** BEGIN Excerpted records **

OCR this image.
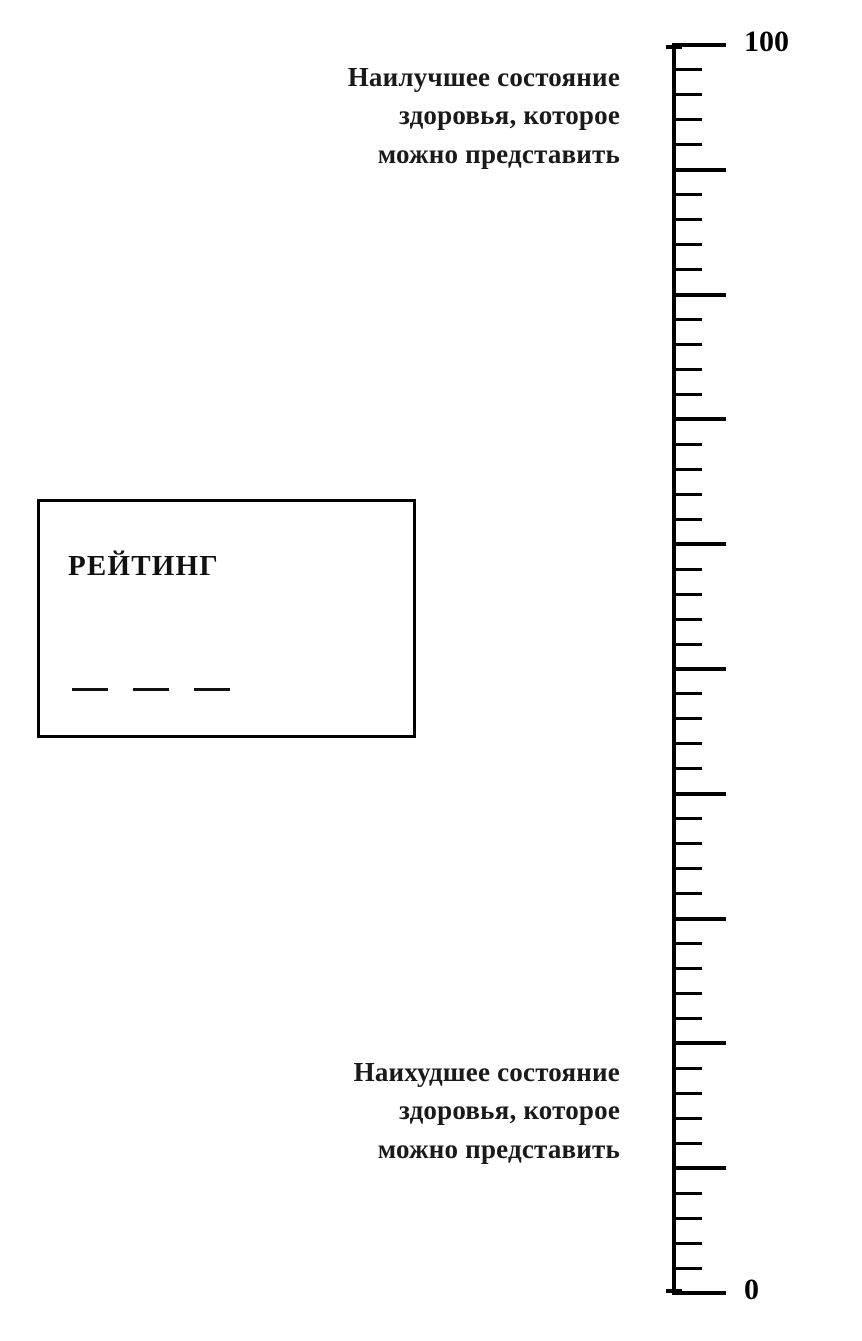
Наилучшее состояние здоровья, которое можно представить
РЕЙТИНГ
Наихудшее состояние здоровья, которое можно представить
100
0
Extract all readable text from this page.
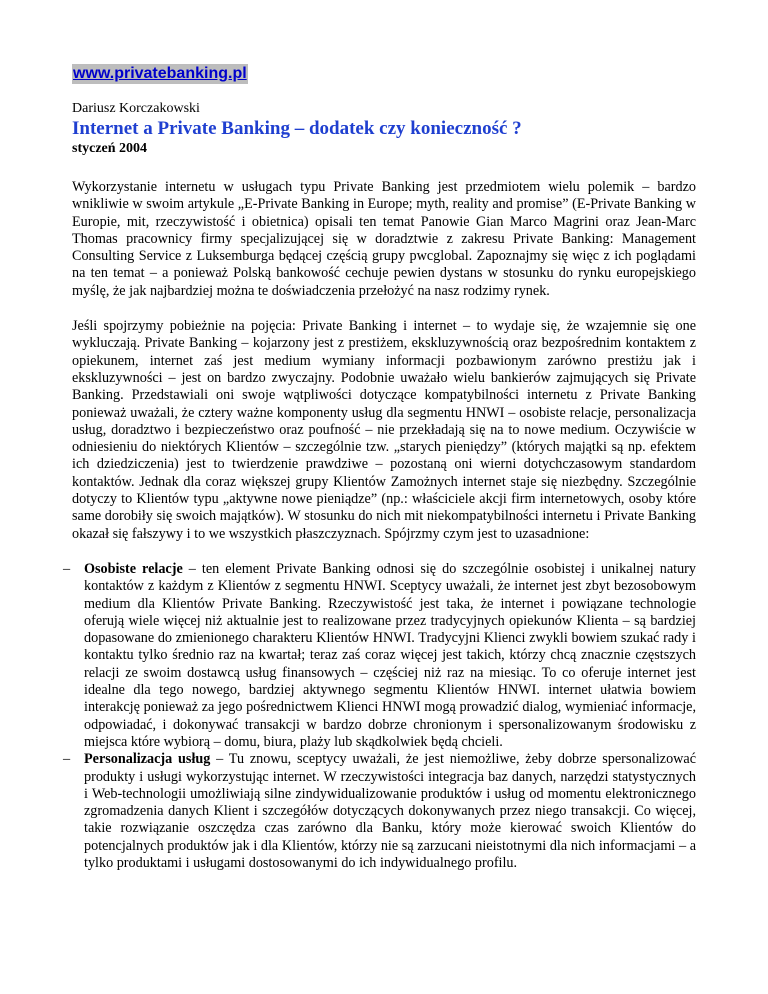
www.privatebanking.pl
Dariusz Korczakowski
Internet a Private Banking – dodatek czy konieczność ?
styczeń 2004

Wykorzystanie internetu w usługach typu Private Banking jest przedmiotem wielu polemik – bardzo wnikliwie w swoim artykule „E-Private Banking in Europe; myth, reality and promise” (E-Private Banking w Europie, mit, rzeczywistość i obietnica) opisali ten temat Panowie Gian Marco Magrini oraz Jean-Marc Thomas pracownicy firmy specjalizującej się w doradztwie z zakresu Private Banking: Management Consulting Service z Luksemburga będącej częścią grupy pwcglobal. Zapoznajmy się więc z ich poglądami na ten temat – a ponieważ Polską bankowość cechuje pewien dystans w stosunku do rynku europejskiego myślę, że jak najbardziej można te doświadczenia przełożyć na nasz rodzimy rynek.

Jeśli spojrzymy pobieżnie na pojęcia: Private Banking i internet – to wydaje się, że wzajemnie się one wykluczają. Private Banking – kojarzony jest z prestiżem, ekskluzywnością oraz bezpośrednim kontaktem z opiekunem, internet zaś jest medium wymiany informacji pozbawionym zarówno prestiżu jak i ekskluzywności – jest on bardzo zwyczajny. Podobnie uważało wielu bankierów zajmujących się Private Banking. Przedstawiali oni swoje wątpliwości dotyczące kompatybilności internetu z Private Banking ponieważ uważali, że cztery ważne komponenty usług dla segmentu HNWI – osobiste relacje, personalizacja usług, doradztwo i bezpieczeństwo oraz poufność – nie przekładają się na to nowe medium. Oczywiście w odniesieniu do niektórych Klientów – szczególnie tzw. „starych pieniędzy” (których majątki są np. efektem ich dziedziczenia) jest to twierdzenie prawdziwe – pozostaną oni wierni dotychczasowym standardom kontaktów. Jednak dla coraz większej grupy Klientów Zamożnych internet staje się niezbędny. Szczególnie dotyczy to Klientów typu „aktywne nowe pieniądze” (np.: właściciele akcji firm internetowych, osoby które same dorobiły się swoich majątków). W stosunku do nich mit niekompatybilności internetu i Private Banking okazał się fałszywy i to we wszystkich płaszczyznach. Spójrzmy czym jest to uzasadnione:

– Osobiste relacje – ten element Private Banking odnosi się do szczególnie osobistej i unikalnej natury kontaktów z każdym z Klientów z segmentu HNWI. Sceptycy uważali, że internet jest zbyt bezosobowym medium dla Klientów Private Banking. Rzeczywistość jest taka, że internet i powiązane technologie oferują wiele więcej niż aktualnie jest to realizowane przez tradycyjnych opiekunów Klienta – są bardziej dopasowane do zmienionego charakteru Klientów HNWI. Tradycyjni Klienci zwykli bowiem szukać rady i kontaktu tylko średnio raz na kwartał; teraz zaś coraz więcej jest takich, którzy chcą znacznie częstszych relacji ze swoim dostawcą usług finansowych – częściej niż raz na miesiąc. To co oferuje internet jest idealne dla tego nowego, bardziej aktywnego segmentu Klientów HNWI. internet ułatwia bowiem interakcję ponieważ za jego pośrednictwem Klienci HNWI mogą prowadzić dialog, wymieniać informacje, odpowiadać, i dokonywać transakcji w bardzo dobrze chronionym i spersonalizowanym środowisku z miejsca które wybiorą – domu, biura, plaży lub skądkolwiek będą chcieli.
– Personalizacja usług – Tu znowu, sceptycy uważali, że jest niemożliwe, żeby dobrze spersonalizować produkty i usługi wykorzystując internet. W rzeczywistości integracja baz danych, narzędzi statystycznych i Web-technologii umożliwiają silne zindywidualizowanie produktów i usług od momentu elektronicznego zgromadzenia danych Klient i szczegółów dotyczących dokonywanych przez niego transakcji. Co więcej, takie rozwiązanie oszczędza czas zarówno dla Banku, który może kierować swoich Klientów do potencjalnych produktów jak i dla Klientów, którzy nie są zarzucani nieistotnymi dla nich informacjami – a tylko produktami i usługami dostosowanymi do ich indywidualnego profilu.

** END Excerpted records **

→ Exercise task
Drop the images and quote the entries word for word.

→ Exercise output
OCR this image.
Наилучшее состояние здоровья, которое можно представить
РЕЙТИНГ
Наихудшее состояние здоровья, которое можно представить
100
0
Extract all readable text from this page.
www.privatebanking.pl
Dariusz Korczakowski
Internet a Private Banking – dodatek czy konieczność ?
styczeń 2004

Wykorzystanie internetu w usługach typu Private Banking jest przedmiotem wielu polemik – bardzo wnikliwie w swoim artykule „E-Private Banking in Europe; myth, reality and promise” (E-Private Banking w Europie, mit, rzeczywistość i obietnica) opisali ten temat Panowie Gian Marco Magrini oraz Jean-Marc Thomas pracownicy firmy specjalizującej się w doradztwie z zakresu Private Banking: Management Consulting Service z Luksemburga będącej częścią grupy pwcglobal. Zapoznajmy się więc z ich poglądami na ten temat – a ponieważ Polską bankowość cechuje pewien dystans w stosunku do rynku europejskiego myślę, że jak najbardziej można te doświadczenia przełożyć na nasz rodzimy rynek.

Jeśli spojrzymy pobieżnie na pojęcia: Private Banking i internet – to wydaje się, że wzajemnie się one wykluczają. Private Banking – kojarzony jest z prestiżem, ekskluzywnością oraz bezpośrednim kontaktem z opiekunem, internet zaś jest medium wymiany informacji pozbawionym zarówno prestiżu jak i ekskluzywności – jest on bardzo zwyczajny. Podobnie uważało wielu bankierów zajmujących się Private Banking. Przedstawiali oni swoje wątpliwości dotyczące kompatybilności internetu z Private Banking ponieważ uważali, że cztery ważne komponenty usług dla segmentu HNWI – osobiste relacje, personalizacja usług, doradztwo i bezpieczeństwo oraz poufność – nie przekładają się na to nowe medium. Oczywiście w odniesieniu do niektórych Klientów – szczególnie tzw. „starych pieniędzy” (których majątki są np. efektem ich dziedziczenia) jest to twierdzenie prawdziwe – pozostaną oni wierni dotychczasowym standardom kontaktów. Jednak dla coraz większej grupy Klientów Zamożnych internet staje się niezbędny. Szczególnie dotyczy to Klientów typu „aktywne nowe pieniądze” (np.: właściciele akcji firm internetowych, osoby które same dorobiły się swoich majątków). W stosunku do nich mit niekompatybilności internetu i Private Banking okazał się fałszywy i to we wszystkich płaszczyznach. Spójrzmy czym jest to uzasadnione:

– Osobiste relacje – ten element Private Banking odnosi się do szczególnie osobistej i unikalnej natury kontaktów z każdym z Klientów z segmentu HNWI. Sceptycy uważali, że internet jest zbyt bezosobowym medium dla Klientów Private Banking. Rzeczywistość jest taka, że internet i powiązane technologie oferują wiele więcej niż aktualnie jest to realizowane przez tradycyjnych opiekunów Klienta – są bardziej dopasowane do zmienionego charakteru Klientów HNWI. Tradycyjni Klienci zwykli bowiem szukać rady i kontaktu tylko średnio raz na kwartał; teraz zaś coraz więcej jest takich, którzy chcą znacznie częstszych relacji ze swoim dostawcą usług finansowych – częściej niż raz na miesiąc. To co oferuje internet jest idealne dla tego nowego, bardziej aktywnego segmentu Klientów HNWI. internet ułatwia bowiem interakcję ponieważ za jego pośrednictwem Klienci HNWI mogą prowadzić dialog, wymieniać informacje, odpowiadać, i dokonywać transakcji w bardzo dobrze chronionym i spersonalizowanym środowisku z miejsca które wybiorą – domu, biura, plaży lub skądkolwiek będą chcieli.
– Personalizacja usług – Tu znowu, sceptycy uważali, że jest niemożliwe, żeby dobrze spersonalizować produkty i usługi wykorzystując internet. W rzeczywistości integracja baz danych, narzędzi statystycznych i Web-technologii umożliwiają silne zindywidualizowanie produktów i usług od momentu elektronicznego zgromadzenia danych Klient i szczegółów dotyczących dokonywanych przez niego transakcji. Co więcej, takie rozwiązanie oszczędza czas zarówno dla Banku, który może kierować swoich Klientów do potencjalnych produktów jak i dla Klientów, którzy nie są zarzucani nieistotnymi dla nich informacjami – a tylko produktami i usługami dostosowanymi do ich indywidualnego profilu.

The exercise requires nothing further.